TASK STATEMENT =
Will you write out all the entries below exactly?

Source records
◇ ◇ ◇

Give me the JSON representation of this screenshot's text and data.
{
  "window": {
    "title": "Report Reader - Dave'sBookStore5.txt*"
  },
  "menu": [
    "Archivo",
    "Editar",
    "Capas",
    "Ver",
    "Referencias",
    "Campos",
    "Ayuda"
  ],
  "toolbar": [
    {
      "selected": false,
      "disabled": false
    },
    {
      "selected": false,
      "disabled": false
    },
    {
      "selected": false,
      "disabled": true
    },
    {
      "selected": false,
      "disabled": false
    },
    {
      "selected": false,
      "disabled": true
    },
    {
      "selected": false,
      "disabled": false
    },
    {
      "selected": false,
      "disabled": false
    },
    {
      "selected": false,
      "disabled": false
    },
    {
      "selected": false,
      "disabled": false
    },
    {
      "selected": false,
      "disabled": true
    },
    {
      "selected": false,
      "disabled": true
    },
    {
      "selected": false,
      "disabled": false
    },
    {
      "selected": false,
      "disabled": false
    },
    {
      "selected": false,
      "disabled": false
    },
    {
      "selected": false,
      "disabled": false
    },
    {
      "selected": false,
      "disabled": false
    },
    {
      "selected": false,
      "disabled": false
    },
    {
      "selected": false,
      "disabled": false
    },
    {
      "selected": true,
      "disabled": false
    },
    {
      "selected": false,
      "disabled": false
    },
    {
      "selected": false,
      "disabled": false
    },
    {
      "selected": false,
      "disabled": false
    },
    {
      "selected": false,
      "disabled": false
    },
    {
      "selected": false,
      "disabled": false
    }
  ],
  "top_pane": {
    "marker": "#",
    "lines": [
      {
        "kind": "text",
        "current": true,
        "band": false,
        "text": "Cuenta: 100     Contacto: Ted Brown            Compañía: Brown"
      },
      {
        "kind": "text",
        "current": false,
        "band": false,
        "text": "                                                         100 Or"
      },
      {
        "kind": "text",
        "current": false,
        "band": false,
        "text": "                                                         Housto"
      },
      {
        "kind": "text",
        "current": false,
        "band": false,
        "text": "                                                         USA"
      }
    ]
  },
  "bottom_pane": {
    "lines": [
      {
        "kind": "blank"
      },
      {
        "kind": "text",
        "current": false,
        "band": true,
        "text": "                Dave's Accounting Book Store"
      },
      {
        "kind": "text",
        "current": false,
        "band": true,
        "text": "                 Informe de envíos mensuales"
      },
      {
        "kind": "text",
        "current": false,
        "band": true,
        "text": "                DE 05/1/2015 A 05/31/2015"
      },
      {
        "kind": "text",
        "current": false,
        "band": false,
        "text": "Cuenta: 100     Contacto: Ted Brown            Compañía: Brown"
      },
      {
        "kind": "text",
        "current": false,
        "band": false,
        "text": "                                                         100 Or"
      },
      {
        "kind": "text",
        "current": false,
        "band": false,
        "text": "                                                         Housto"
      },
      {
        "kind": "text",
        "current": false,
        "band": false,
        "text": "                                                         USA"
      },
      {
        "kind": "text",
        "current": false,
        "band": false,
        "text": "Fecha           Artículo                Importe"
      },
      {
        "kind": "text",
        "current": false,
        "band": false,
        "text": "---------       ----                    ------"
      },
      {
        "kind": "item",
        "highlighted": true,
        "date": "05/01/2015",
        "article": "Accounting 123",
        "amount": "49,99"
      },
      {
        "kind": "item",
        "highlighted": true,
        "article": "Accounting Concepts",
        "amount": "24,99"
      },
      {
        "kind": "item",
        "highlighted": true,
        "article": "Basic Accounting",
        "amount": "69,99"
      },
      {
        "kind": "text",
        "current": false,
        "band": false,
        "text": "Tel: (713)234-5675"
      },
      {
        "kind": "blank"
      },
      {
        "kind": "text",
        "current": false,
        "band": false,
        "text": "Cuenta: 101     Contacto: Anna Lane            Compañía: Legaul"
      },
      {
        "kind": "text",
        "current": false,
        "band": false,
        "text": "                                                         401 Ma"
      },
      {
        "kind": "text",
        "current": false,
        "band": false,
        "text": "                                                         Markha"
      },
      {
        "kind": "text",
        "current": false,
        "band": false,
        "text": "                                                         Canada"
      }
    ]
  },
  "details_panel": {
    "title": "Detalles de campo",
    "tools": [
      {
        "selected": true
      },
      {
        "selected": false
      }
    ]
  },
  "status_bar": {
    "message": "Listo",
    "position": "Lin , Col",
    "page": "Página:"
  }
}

◇ ◇ ◇

RESULT FOR THIS EXERCISE =
Give me the JSON representation of this screenshot's text and data.
{
  "window": {
    "title": "Report Reader - Dave'sBookStore5.txt*"
  },
  "menu": [
    "Archivo",
    "Editar",
    "Capas",
    "Ver",
    "Referencias",
    "Campos",
    "Ayuda"
  ],
  "toolbar": [
    {
      "selected": false,
      "disabled": false
    },
    {
      "selected": false,
      "disabled": false
    },
    {
      "selected": false,
      "disabled": true
    },
    {
      "selected": false,
      "disabled": false
    },
    {
      "selected": false,
      "disabled": true
    },
    {
      "selected": false,
      "disabled": false
    },
    {
      "selected": false,
      "disabled": false
    },
    {
      "selected": false,
      "disabled": false
    },
    {
      "selected": false,
      "disabled": false
    },
    {
      "selected": false,
      "disabled": true
    },
    {
      "selected": false,
      "disabled": true
    },
    {
      "selected": false,
      "disabled": false
    },
    {
      "selected": false,
      "disabled": false
    },
    {
      "selected": false,
      "disabled": false
    },
    {
      "selected": false,
      "disabled": false
    },
    {
      "selected": false,
      "disabled": false
    },
    {
      "selected": false,
      "disabled": false
    },
    {
      "selected": false,
      "disabled": false
    },
    {
      "selected": true,
      "disabled": false
    },
    {
      "selected": false,
      "disabled": false
    },
    {
      "selected": false,
      "disabled": false
    },
    {
      "selected": false,
      "disabled": false
    },
    {
      "selected": false,
      "disabled": false
    },
    {
      "selected": false,
      "disabled": false
    }
  ],
  "top_pane": {
    "marker": "#",
    "lines": [
      {
        "kind": "text",
        "current": true,
        "band": false,
        "text": "Cuenta: 100     Contacto: Ted Brown            Compañía: Brown"
      },
      {
        "kind": "text",
        "current": false,
        "band": false,
        "text": "                                                         100 Or"
      },
      {
        "kind": "text",
        "current": false,
        "band": false,
        "text": "                                                         Housto"
      },
      {
        "kind": "text",
        "current": false,
        "band": false,
        "text": "                                                         USA"
      }
    ]
  },
  "bottom_pane": {
    "lines": [
      {
        "kind": "blank"
      },
      {
        "kind": "text",
        "current": false,
        "band": true,
        "text": "                Dave's Accounting Book Store"
      },
      {
        "kind": "text",
        "current": false,
        "band": true,
        "text": "                 Informe de envíos mensuales"
      },
      {
        "kind": "text",
        "current": false,
        "band": true,
        "text": "                DE 05/1/2015 A 05/31/2015"
      },
      {
        "kind": "text",
        "current": false,
        "band": false,
        "text": "Cuenta: 100     Contacto: Ted Brown            Compañía: Brown"
      },
      {
        "kind": "text",
        "current": false,
        "band": false,
        "text": "                                                         100 Or"
      },
      {
        "kind": "text",
        "current": false,
        "band": false,
        "text": "                                                         Housto"
      },
      {
        "kind": "text",
        "current": false,
        "band": false,
        "text": "                                                         USA"
      },
      {
        "kind": "text",
        "current": false,
        "band": false,
        "text": "Fecha           Artículo                Importe"
      },
      {
        "kind": "text",
        "current": false,
        "band": false,
        "text": "---------       ----                    ------"
      },
      {
        "kind": "item",
        "highlighted": true,
        "date": "05/01/2015",
        "article": "Accounting 123",
        "amount": "49,99"
      },
      {
        "kind": "item",
        "highlighted": true,
        "article": "Accounting Concepts",
        "amount": "24,99"
      },
      {
        "kind": "item",
        "highlighted": true,
        "article": "Basic Accounting",
        "amount": "69,99"
      },
      {
        "kind": "text",
        "current": false,
        "band": false,
        "text": "Tel: (713)234-5675"
      },
      {
        "kind": "blank"
      },
      {
        "kind": "text",
        "current": false,
        "band": false,
        "text": "Cuenta: 101     Contacto: Anna Lane            Compañía: Legaul"
      },
      {
        "kind": "text",
        "current": false,
        "band": false,
        "text": "                                                         401 Ma"
      },
      {
        "kind": "text",
        "current": false,
        "band": false,
        "text": "                                                         Markha"
      },
      {
        "kind": "text",
        "current": false,
        "band": false,
        "text": "                                                         Canada"
      }
    ]
  },
  "details_panel": {
    "title": "Detalles de campo",
    "tools": [
      {
        "selected": true
      },
      {
        "selected": false
      }
    ]
  },
  "status_bar": {
    "message": "Listo",
    "position": "Lin , Col",
    "page": "Página:"
  }
}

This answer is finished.